■ **Exercise description**:
Repeat every entry word for word, but leave the images out of your copy.

Dataset items

────────────────────────────────────────

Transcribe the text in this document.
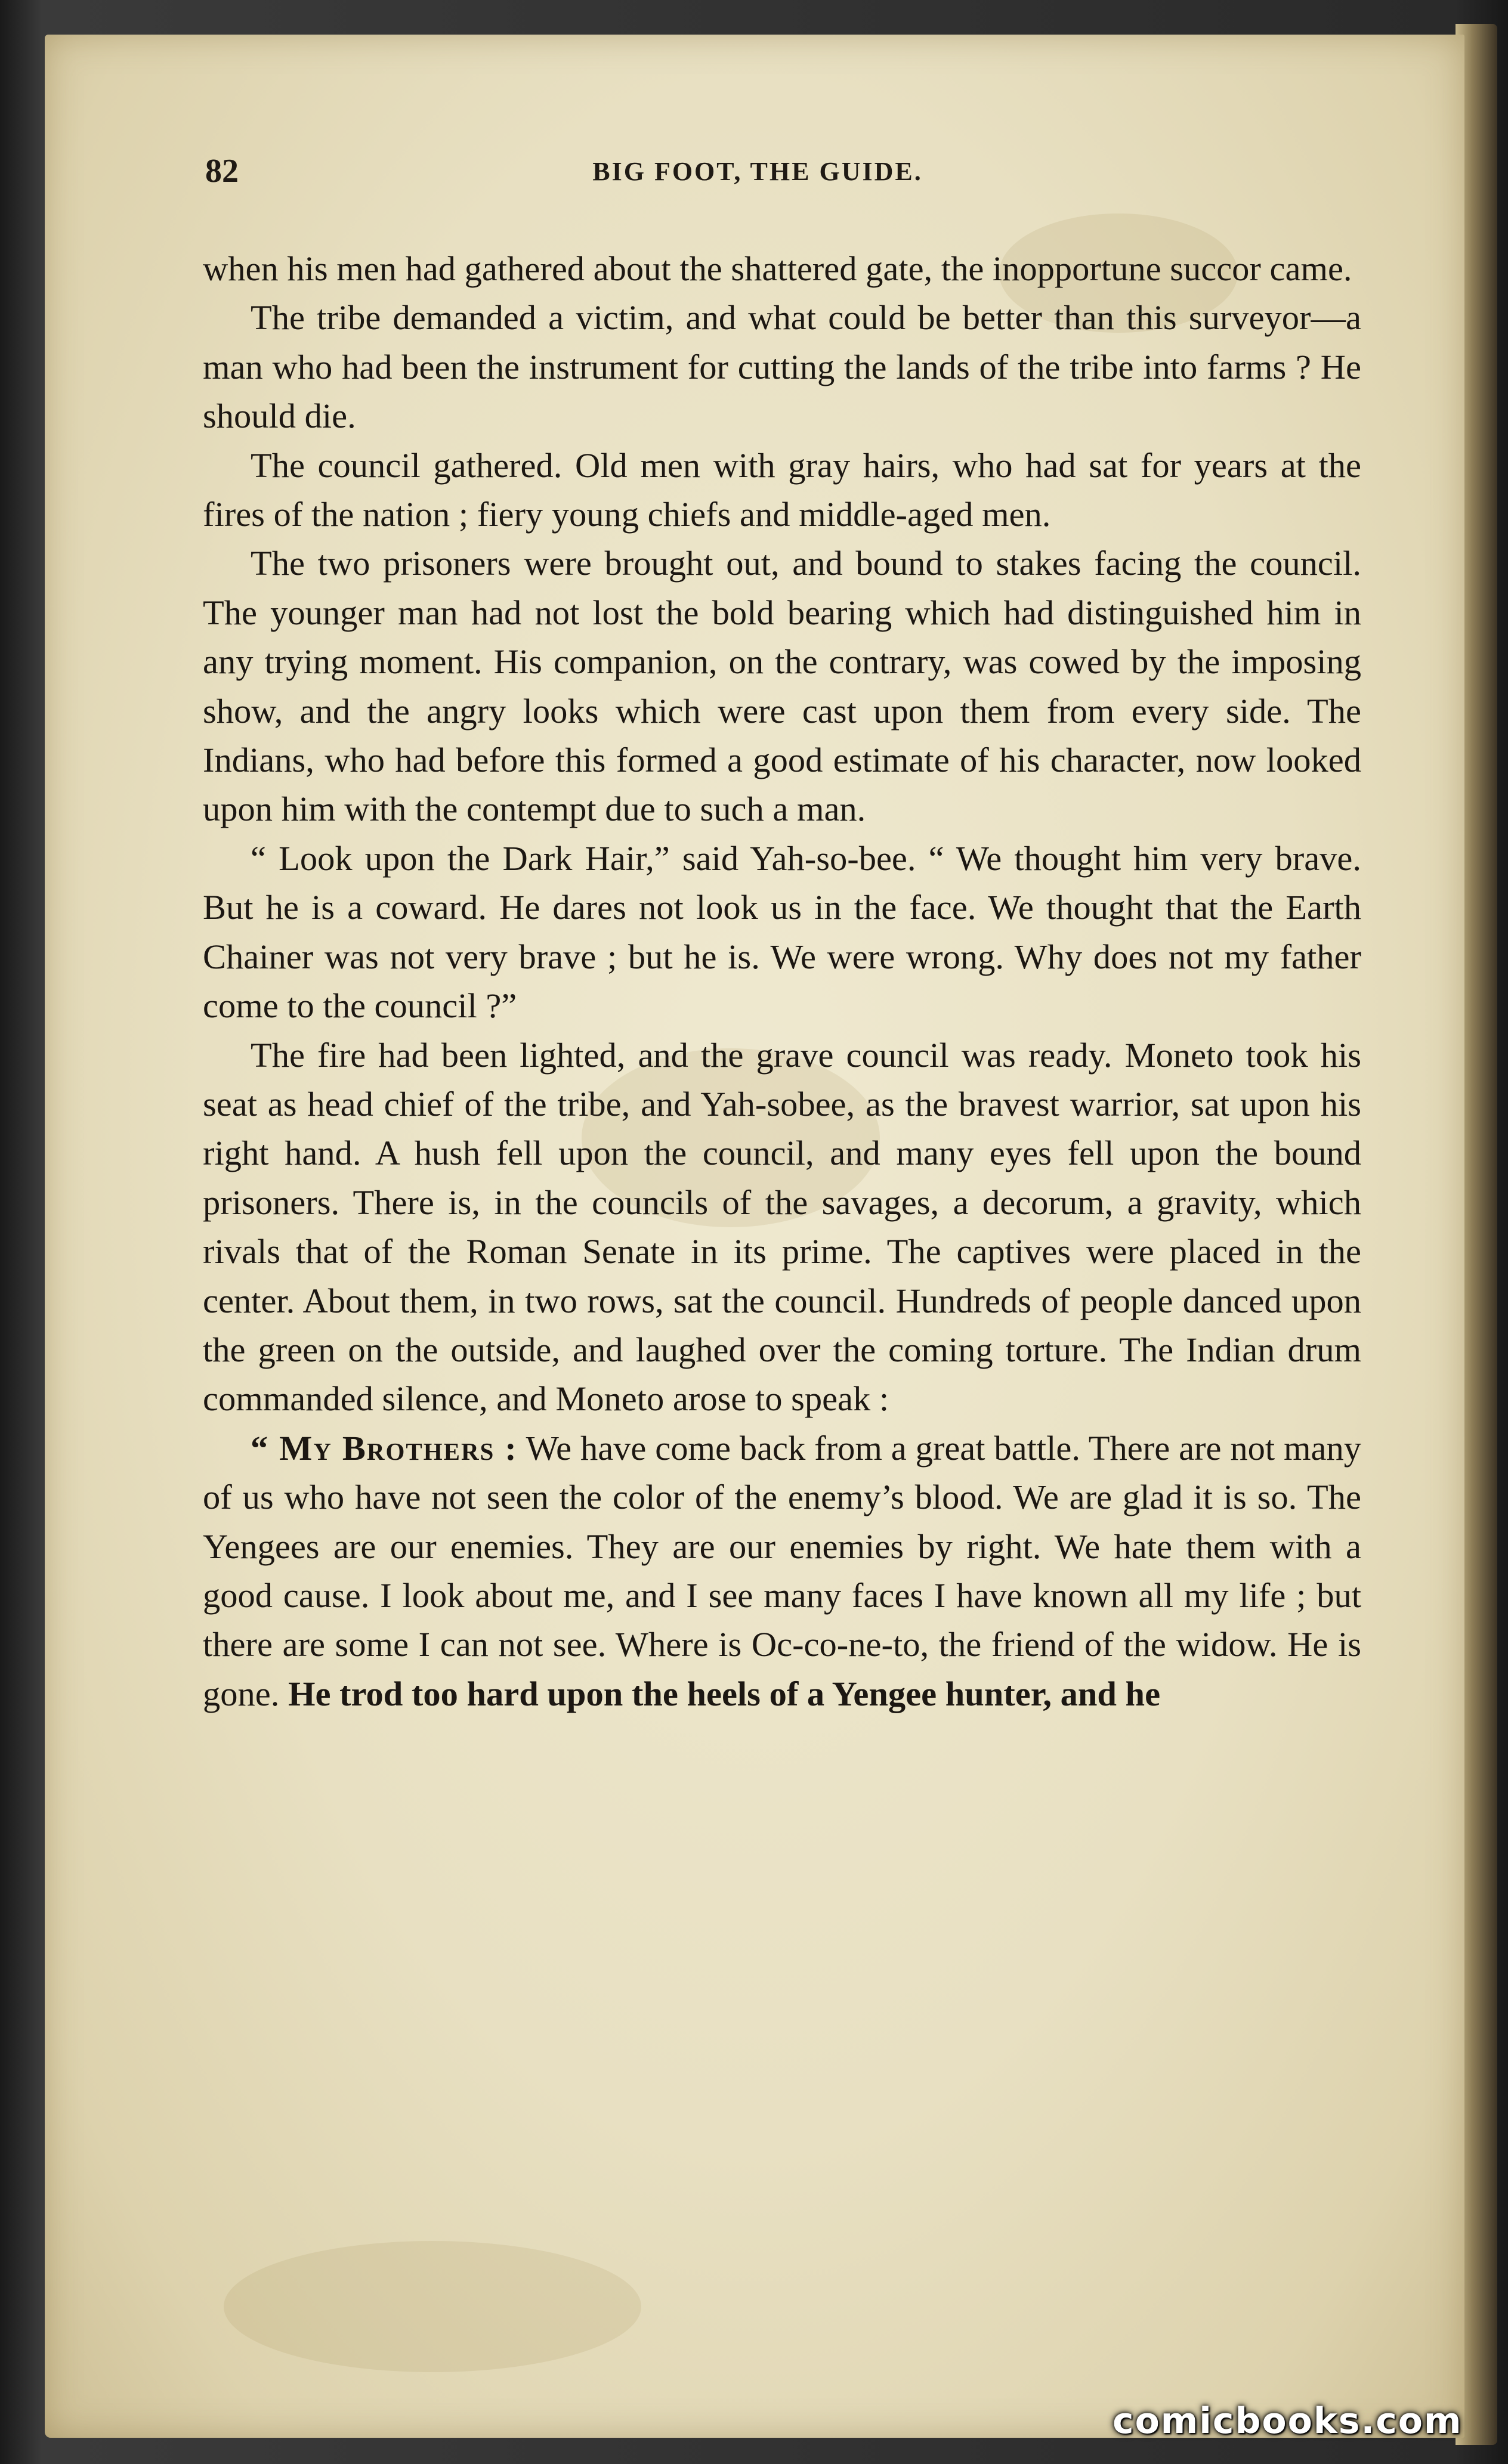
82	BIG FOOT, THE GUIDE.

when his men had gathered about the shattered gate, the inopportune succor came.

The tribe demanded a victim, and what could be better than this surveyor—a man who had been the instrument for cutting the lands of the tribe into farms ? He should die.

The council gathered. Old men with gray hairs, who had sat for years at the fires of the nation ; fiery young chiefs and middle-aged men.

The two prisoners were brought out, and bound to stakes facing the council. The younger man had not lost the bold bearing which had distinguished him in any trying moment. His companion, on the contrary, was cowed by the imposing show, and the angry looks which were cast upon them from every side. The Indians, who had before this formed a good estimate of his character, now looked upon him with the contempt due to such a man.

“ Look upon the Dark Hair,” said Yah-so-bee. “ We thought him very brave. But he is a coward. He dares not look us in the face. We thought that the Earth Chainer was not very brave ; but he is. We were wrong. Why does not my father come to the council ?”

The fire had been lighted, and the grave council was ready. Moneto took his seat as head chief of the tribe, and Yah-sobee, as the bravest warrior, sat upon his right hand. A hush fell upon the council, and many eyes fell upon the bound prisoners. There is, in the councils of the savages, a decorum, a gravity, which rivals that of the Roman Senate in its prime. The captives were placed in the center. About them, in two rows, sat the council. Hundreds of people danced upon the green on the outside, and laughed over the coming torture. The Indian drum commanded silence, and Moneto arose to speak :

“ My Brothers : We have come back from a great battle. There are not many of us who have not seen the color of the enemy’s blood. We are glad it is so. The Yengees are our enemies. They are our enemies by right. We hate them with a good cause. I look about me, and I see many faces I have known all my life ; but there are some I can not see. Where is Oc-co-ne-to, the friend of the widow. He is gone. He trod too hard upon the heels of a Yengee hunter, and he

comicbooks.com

────────────────────────────────────────

■ **Result of this exercise**:
Transcribe the text in this document.
82	BIG FOOT, THE GUIDE.

when his men had gathered about the shattered gate, the inopportune succor came.

The tribe demanded a victim, and what could be better than this surveyor—a man who had been the instrument for cutting the lands of the tribe into farms ? He should die.

The council gathered. Old men with gray hairs, who had sat for years at the fires of the nation ; fiery young chiefs and middle-aged men.

The two prisoners were brought out, and bound to stakes facing the council. The younger man had not lost the bold bearing which had distinguished him in any trying moment. His companion, on the contrary, was cowed by the imposing show, and the angry looks which were cast upon them from every side. The Indians, who had before this formed a good estimate of his character, now looked upon him with the contempt due to such a man.

“ Look upon the Dark Hair,” said Yah-so-bee. “ We thought him very brave. But he is a coward. He dares not look us in the face. We thought that the Earth Chainer was not very brave ; but he is. We were wrong. Why does not my father come to the council ?”

The fire had been lighted, and the grave council was ready. Moneto took his seat as head chief of the tribe, and Yah-sobee, as the bravest warrior, sat upon his right hand. A hush fell upon the council, and many eyes fell upon the bound prisoners. There is, in the councils of the savages, a decorum, a gravity, which rivals that of the Roman Senate in its prime. The captives were placed in the center. About them, in two rows, sat the council. Hundreds of people danced upon the green on the outside, and laughed over the coming torture. The Indian drum commanded silence, and Moneto arose to speak :

“ My Brothers : We have come back from a great battle. There are not many of us who have not seen the color of the enemy’s blood. We are glad it is so. The Yengees are our enemies. They are our enemies by right. We hate them with a good cause. I look about me, and I see many faces I have known all my life ; but there are some I can not see. Where is Oc-co-ne-to, the friend of the widow. He is gone. He trod too hard upon the heels of a Yengee hunter, and he

comicbooks.com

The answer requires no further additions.